* Begin *

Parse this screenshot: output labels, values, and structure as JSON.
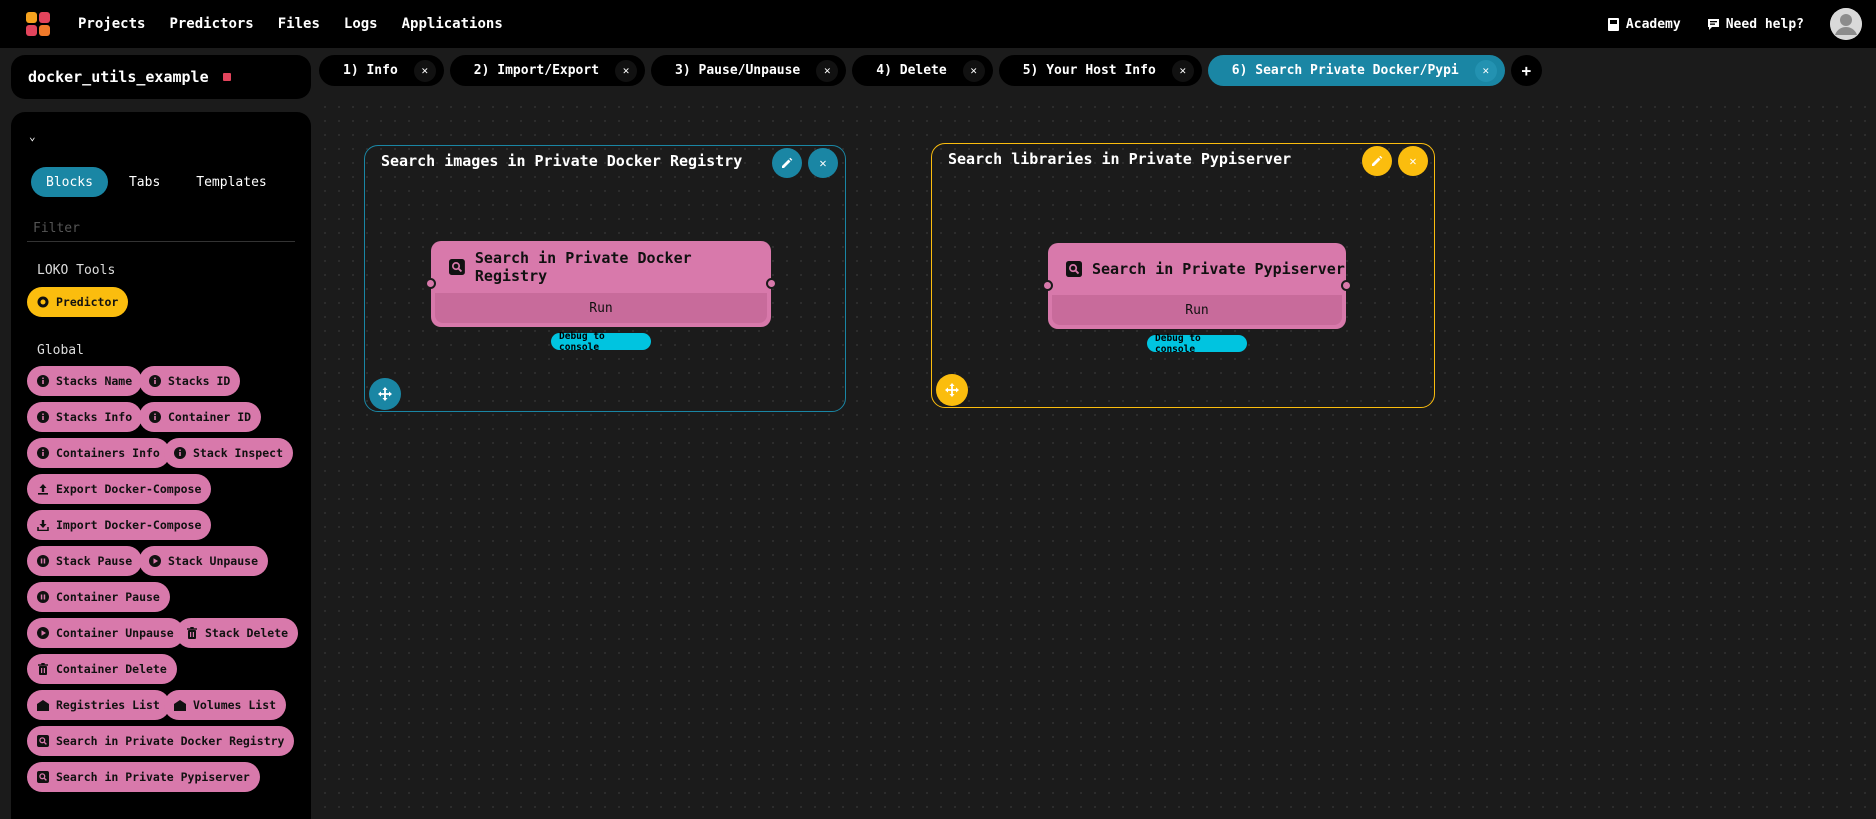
{
  "nav": {
    "items": [
      "Projects",
      "Predictors",
      "Files",
      "Logs",
      "Applications"
    ],
    "academy": "Academy",
    "help": "Need help?"
  },
  "project": {
    "name": "docker_utils_example"
  },
  "tabs": [
    {
      "label": "1) Info",
      "active": false
    },
    {
      "label": "2) Import/Export",
      "active": false
    },
    {
      "label": "3) Pause/Unpause",
      "active": false
    },
    {
      "label": "4) Delete",
      "active": false
    },
    {
      "label": "5) Your Host Info",
      "active": false
    },
    {
      "label": "6) Search Private Docker/Pypi",
      "active": true
    }
  ],
  "tab_add": "+",
  "sidebar": {
    "segments": [
      "Blocks",
      "Tabs",
      "Templates"
    ],
    "filter_placeholder": "Filter",
    "groups": [
      {
        "title": "LOKO Tools",
        "items": [
          "Predictor"
        ]
      },
      {
        "title": "Global",
        "items": [
          "Stacks Name",
          "Stacks ID",
          "Stacks Info",
          "Container ID",
          "Containers Info",
          "Stack Inspect",
          "Export Docker-Compose",
          "Import Docker-Compose",
          "Stack Pause",
          "Stack Unpause",
          "Container Pause",
          "Container Unpause",
          "Stack Delete",
          "Container Delete",
          "Registries List",
          "Volumes List",
          "Search in Private Docker Registry",
          "Search in Private Pypiserver"
        ]
      }
    ]
  },
  "canvas": {
    "groups": [
      {
        "title": "Search images in Private Docker Registry",
        "color": "#1a86a4",
        "node": {
          "title": "Search in Private Docker Registry",
          "run": "Run",
          "debug": "Debug to console"
        }
      },
      {
        "title": "Search libraries in Private Pypiserver",
        "color": "#fbbd0e",
        "node": {
          "title": "Search in Private Pypiserver",
          "run": "Run",
          "debug": "Debug to console"
        }
      }
    ]
  },
  "colors": {
    "accent": "#1a86a4",
    "block": "#d879ab",
    "tool": "#fbbd0e",
    "debug": "#00c4e0"
  }
}
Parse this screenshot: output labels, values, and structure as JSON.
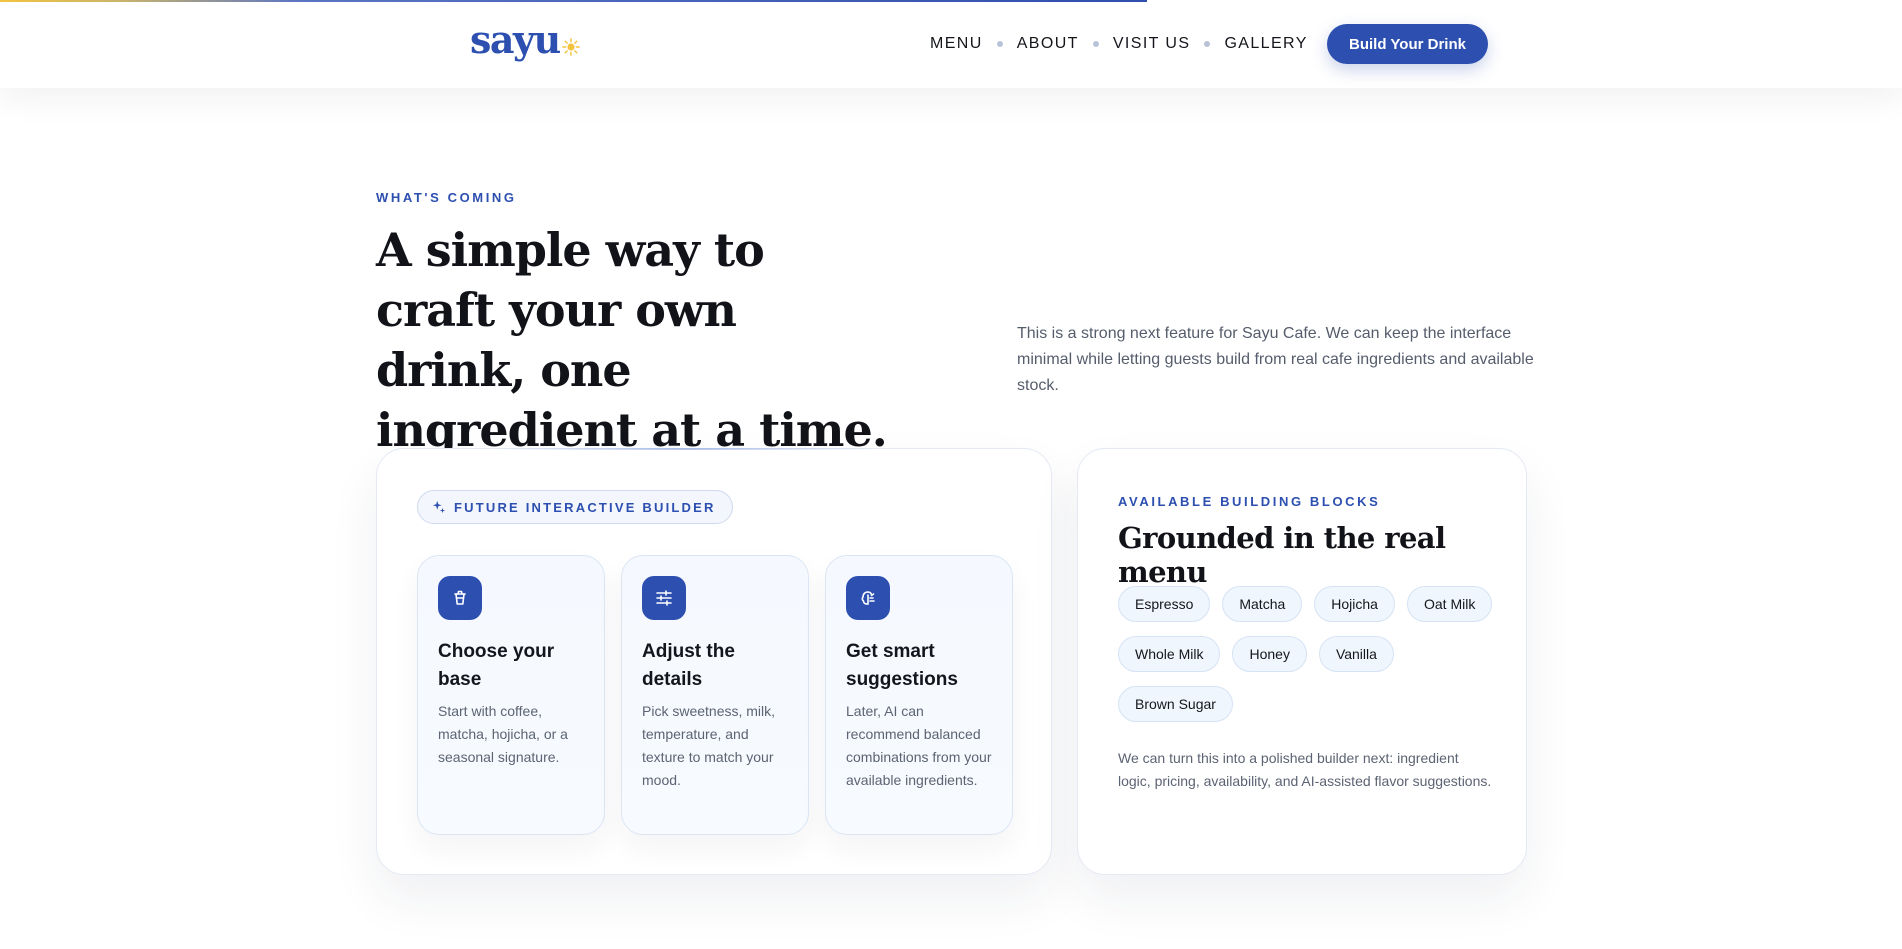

* End *

■ Set task ■
Report the number of lines in the entries above that include the word "Unpause" and add nothing to it.

■ The answer ■
3